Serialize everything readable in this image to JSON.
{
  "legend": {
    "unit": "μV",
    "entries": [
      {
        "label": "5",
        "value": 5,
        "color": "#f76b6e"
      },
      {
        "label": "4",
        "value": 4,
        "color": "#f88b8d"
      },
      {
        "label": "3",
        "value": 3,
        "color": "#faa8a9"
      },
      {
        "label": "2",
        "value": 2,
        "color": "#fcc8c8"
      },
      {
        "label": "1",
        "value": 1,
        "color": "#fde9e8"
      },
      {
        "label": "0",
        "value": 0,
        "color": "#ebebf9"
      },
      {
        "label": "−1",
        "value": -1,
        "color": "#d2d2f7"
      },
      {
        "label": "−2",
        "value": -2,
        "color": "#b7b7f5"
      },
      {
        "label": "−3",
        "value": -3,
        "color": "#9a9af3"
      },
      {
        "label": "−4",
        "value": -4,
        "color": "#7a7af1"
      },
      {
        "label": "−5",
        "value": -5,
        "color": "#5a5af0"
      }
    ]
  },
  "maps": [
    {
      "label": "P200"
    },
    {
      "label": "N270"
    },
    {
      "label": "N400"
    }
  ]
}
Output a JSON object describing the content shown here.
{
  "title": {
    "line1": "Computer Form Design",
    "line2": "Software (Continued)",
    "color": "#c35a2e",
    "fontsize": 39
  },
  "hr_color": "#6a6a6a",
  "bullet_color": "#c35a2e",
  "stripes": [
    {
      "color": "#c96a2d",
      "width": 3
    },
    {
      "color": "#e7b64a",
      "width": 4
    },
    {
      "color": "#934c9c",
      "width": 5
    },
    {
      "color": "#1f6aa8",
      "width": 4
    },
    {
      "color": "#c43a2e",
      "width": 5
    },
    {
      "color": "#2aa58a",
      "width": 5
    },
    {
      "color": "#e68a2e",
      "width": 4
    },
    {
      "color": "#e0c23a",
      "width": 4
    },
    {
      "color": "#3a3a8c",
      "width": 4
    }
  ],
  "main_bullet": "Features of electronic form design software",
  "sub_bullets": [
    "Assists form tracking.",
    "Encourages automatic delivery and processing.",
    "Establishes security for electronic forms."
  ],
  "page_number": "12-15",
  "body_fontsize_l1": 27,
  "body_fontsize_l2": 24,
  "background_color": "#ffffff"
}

# # # # # # #

- **Challenge**
Return the line that contains "Output a JSON" along with every line after it through the end of the entries, exactly, adding nothing.

- **Task solution**
Output a JSON object describing the content shown here.
{
  "title": {
    "line1": "Computer Form Design",
    "line2": "Software (Continued)",
    "color": "#c35a2e",
    "fontsize": 39
  },
  "hr_color": "#6a6a6a",
  "bullet_color": "#c35a2e",
  "stripes": [
    {
      "color": "#c96a2d",
      "width": 3
    },
    {
      "color": "#e7b64a",
      "width": 4
    },
    {
      "color": "#934c9c",
      "width": 5
    },
    {
      "color": "#1f6aa8",
      "width": 4
    },
    {
      "color": "#c43a2e",
      "width": 5
    },
    {
      "color": "#2aa58a",
      "width": 5
    },
    {
      "color": "#e68a2e",
      "width": 4
    },
    {
      "color": "#e0c23a",
      "width": 4
    },
    {
      "color": "#3a3a8c",
      "width": 4
    }
  ],
  "main_bullet": "Features of electronic form design software",
  "sub_bullets": [
    "Assists form tracking.",
    "Encourages automatic delivery and processing.",
    "Establishes security for electronic forms."
  ],
  "page_number": "12-15",
  "body_fontsize_l1": 27,
  "body_fontsize_l2": 24,
  "background_color": "#ffffff"
}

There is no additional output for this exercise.